Set down the material below in full, matching it exactly.

(Rows from a dataset)
** Begin **
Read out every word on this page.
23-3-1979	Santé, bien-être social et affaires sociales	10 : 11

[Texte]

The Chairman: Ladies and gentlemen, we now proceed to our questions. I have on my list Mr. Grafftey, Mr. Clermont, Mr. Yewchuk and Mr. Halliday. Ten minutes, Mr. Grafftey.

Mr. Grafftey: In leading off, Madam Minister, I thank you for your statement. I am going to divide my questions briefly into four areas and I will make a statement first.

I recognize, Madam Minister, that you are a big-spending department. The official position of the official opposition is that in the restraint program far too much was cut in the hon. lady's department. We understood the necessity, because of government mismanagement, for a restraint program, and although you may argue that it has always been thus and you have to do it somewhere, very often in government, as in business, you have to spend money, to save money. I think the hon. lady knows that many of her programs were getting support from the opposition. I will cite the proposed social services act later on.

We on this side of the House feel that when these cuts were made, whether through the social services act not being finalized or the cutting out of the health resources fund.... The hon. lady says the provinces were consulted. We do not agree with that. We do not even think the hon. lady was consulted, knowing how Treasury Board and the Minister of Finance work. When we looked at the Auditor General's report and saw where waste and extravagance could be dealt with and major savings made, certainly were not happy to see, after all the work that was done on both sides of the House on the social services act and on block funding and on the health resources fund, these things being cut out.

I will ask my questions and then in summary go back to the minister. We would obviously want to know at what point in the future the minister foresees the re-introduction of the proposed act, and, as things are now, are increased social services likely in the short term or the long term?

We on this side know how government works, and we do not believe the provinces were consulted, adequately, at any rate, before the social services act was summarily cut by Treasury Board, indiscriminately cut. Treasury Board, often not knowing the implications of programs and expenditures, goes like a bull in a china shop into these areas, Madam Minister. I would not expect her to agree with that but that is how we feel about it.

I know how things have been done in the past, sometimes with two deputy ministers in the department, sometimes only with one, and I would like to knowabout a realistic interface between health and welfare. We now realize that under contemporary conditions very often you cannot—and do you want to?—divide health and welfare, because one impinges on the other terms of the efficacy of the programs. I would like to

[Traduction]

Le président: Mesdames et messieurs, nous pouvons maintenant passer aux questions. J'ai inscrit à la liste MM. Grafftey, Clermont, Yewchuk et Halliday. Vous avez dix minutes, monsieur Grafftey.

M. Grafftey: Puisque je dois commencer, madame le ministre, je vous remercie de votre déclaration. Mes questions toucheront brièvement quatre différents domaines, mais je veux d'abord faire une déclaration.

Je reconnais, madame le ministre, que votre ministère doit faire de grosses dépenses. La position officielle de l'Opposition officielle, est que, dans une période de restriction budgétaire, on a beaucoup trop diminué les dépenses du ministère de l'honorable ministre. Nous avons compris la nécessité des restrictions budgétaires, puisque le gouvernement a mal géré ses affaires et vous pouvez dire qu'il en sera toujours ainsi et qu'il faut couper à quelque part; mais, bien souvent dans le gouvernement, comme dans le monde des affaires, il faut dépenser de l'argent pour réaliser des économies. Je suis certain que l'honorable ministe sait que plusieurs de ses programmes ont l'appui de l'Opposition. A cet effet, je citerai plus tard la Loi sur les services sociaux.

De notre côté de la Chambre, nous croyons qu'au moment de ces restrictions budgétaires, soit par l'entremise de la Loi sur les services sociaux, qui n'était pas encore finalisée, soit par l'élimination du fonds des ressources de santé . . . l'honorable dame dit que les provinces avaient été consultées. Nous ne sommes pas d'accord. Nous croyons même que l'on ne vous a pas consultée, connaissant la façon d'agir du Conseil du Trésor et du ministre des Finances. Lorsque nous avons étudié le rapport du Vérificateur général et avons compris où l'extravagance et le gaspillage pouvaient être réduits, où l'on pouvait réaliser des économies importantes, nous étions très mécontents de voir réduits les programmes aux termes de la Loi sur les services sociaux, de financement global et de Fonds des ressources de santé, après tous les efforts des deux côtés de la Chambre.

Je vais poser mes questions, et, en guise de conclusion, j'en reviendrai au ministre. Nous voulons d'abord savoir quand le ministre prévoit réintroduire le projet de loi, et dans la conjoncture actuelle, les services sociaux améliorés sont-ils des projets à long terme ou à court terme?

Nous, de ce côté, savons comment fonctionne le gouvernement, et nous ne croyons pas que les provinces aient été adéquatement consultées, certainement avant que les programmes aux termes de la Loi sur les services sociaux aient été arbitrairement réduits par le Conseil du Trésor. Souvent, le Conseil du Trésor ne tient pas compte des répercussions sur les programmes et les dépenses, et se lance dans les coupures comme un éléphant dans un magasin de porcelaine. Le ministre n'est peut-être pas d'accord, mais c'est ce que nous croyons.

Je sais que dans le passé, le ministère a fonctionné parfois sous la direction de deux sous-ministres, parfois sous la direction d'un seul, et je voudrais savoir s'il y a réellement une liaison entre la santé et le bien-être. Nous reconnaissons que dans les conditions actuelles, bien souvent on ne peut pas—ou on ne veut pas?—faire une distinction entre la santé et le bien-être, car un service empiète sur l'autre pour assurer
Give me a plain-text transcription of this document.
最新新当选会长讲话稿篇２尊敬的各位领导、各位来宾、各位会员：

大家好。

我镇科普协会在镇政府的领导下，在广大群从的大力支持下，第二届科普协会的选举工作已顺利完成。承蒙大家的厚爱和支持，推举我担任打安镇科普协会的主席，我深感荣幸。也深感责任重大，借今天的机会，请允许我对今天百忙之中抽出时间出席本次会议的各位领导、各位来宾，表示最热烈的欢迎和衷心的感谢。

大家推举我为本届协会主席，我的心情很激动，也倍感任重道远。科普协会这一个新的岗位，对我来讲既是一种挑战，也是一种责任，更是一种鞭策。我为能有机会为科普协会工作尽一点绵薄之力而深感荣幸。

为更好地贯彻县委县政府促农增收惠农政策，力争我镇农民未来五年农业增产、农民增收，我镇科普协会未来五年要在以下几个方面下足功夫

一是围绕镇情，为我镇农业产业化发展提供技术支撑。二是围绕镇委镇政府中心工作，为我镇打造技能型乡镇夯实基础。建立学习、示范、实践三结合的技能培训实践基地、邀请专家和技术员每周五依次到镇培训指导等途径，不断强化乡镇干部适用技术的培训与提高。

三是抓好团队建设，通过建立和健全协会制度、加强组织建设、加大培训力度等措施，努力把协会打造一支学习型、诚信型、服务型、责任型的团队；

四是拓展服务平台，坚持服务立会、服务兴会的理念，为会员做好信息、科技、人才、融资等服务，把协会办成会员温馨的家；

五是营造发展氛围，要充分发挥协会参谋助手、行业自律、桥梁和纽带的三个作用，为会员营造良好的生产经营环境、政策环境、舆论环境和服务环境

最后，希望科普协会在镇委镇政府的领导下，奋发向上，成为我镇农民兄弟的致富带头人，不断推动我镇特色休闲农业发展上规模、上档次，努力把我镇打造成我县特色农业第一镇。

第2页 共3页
** End **
**Correct response:**
Read out every word on this page.
23-3-1979	Santé, bien-être social et affaires sociales	10 : 11

[Texte]

The Chairman: Ladies and gentlemen, we now proceed to our questions. I have on my list Mr. Grafftey, Mr. Clermont, Mr. Yewchuk and Mr. Halliday. Ten minutes, Mr. Grafftey.

Mr. Grafftey: In leading off, Madam Minister, I thank you for your statement. I am going to divide my questions briefly into four areas and I will make a statement first.

I recognize, Madam Minister, that you are a big-spending department. The official position of the official opposition is that in the restraint program far too much was cut in the hon. lady's department. We understood the necessity, because of government mismanagement, for a restraint program, and although you may argue that it has always been thus and you have to do it somewhere, very often in government, as in business, you have to spend money, to save money. I think the hon. lady knows that many of her programs were getting support from the opposition. I will cite the proposed social services act later on.

We on this side of the House feel that when these cuts were made, whether through the social services act not being finalized or the cutting out of the health resources fund.... The hon. lady says the provinces were consulted. We do not agree with that. We do not even think the hon. lady was consulted, knowing how Treasury Board and the Minister of Finance work. When we looked at the Auditor General's report and saw where waste and extravagance could be dealt with and major savings made, certainly were not happy to see, after all the work that was done on both sides of the House on the social services act and on block funding and on the health resources fund, these things being cut out.

I will ask my questions and then in summary go back to the minister. We would obviously want to know at what point in the future the minister foresees the re-introduction of the proposed act, and, as things are now, are increased social services likely in the short term or the long term?

We on this side know how government works, and we do not believe the provinces were consulted, adequately, at any rate, before the social services act was summarily cut by Treasury Board, indiscriminately cut. Treasury Board, often not knowing the implications of programs and expenditures, goes like a bull in a china shop into these areas, Madam Minister. I would not expect her to agree with that but that is how we feel about it.

I know how things have been done in the past, sometimes with two deputy ministers in the department, sometimes only with one, and I would like to knowabout a realistic interface between health and welfare. We now realize that under contemporary conditions very often you cannot—and do you want to?—divide health and welfare, because one impinges on the other terms of the efficacy of the programs. I would like to

[Traduction]

Le président: Mesdames et messieurs, nous pouvons maintenant passer aux questions. J'ai inscrit à la liste MM. Grafftey, Clermont, Yewchuk et Halliday. Vous avez dix minutes, monsieur Grafftey.

M. Grafftey: Puisque je dois commencer, madame le ministre, je vous remercie de votre déclaration. Mes questions toucheront brièvement quatre différents domaines, mais je veux d'abord faire une déclaration.

Je reconnais, madame le ministre, que votre ministère doit faire de grosses dépenses. La position officielle de l'Opposition officielle, est que, dans une période de restriction budgétaire, on a beaucoup trop diminué les dépenses du ministère de l'honorable ministre. Nous avons compris la nécessité des restrictions budgétaires, puisque le gouvernement a mal géré ses affaires et vous pouvez dire qu'il en sera toujours ainsi et qu'il faut couper à quelque part; mais, bien souvent dans le gouvernement, comme dans le monde des affaires, il faut dépenser de l'argent pour réaliser des économies. Je suis certain que l'honorable ministe sait que plusieurs de ses programmes ont l'appui de l'Opposition. A cet effet, je citerai plus tard la Loi sur les services sociaux.

De notre côté de la Chambre, nous croyons qu'au moment de ces restrictions budgétaires, soit par l'entremise de la Loi sur les services sociaux, qui n'était pas encore finalisée, soit par l'élimination du fonds des ressources de santé . . . l'honorable dame dit que les provinces avaient été consultées. Nous ne sommes pas d'accord. Nous croyons même que l'on ne vous a pas consultée, connaissant la façon d'agir du Conseil du Trésor et du ministre des Finances. Lorsque nous avons étudié le rapport du Vérificateur général et avons compris où l'extravagance et le gaspillage pouvaient être réduits, où l'on pouvait réaliser des économies importantes, nous étions très mécontents de voir réduits les programmes aux termes de la Loi sur les services sociaux, de financement global et de Fonds des ressources de santé, après tous les efforts des deux côtés de la Chambre.

Je vais poser mes questions, et, en guise de conclusion, j'en reviendrai au ministre. Nous voulons d'abord savoir quand le ministre prévoit réintroduire le projet de loi, et dans la conjoncture actuelle, les services sociaux améliorés sont-ils des projets à long terme ou à court terme?

Nous, de ce côté, savons comment fonctionne le gouvernement, et nous ne croyons pas que les provinces aient été adéquatement consultées, certainement avant que les programmes aux termes de la Loi sur les services sociaux aient été arbitrairement réduits par le Conseil du Trésor. Souvent, le Conseil du Trésor ne tient pas compte des répercussions sur les programmes et les dépenses, et se lance dans les coupures comme un éléphant dans un magasin de porcelaine. Le ministre n'est peut-être pas d'accord, mais c'est ce que nous croyons.

Je sais que dans le passé, le ministère a fonctionné parfois sous la direction de deux sous-ministres, parfois sous la direction d'un seul, et je voudrais savoir s'il y a réellement une liaison entre la santé et le bien-être. Nous reconnaissons que dans les conditions actuelles, bien souvent on ne peut pas—ou on ne veut pas?—faire une distinction entre la santé et le bien-être, car un service empiète sur l'autre pour assurer
Give me a plain-text transcription of this document.
最新新当选会长讲话稿篇２尊敬的各位领导、各位来宾、各位会员：

大家好。

我镇科普协会在镇政府的领导下，在广大群从的大力支持下，第二届科普协会的选举工作已顺利完成。承蒙大家的厚爱和支持，推举我担任打安镇科普协会的主席，我深感荣幸。也深感责任重大，借今天的机会，请允许我对今天百忙之中抽出时间出席本次会议的各位领导、各位来宾，表示最热烈的欢迎和衷心的感谢。

大家推举我为本届协会主席，我的心情很激动，也倍感任重道远。科普协会这一个新的岗位，对我来讲既是一种挑战，也是一种责任，更是一种鞭策。我为能有机会为科普协会工作尽一点绵薄之力而深感荣幸。

为更好地贯彻县委县政府促农增收惠农政策，力争我镇农民未来五年农业增产、农民增收，我镇科普协会未来五年要在以下几个方面下足功夫

一是围绕镇情，为我镇农业产业化发展提供技术支撑。二是围绕镇委镇政府中心工作，为我镇打造技能型乡镇夯实基础。建立学习、示范、实践三结合的技能培训实践基地、邀请专家和技术员每周五依次到镇培训指导等途径，不断强化乡镇干部适用技术的培训与提高。

三是抓好团队建设，通过建立和健全协会制度、加强组织建设、加大培训力度等措施，努力把协会打造一支学习型、诚信型、服务型、责任型的团队；

四是拓展服务平台，坚持服务立会、服务兴会的理念，为会员做好信息、科技、人才、融资等服务，把协会办成会员温馨的家；

五是营造发展氛围，要充分发挥协会参谋助手、行业自律、桥梁和纽带的三个作用，为会员营造良好的生产经营环境、政策环境、舆论环境和服务环境

最后，希望科普协会在镇委镇政府的领导下，奋发向上，成为我镇农民兄弟的致富带头人，不断推动我镇特色休闲农业发展上规模、上档次，努力把我镇打造成我县特色农业第一镇。

第2页 共3页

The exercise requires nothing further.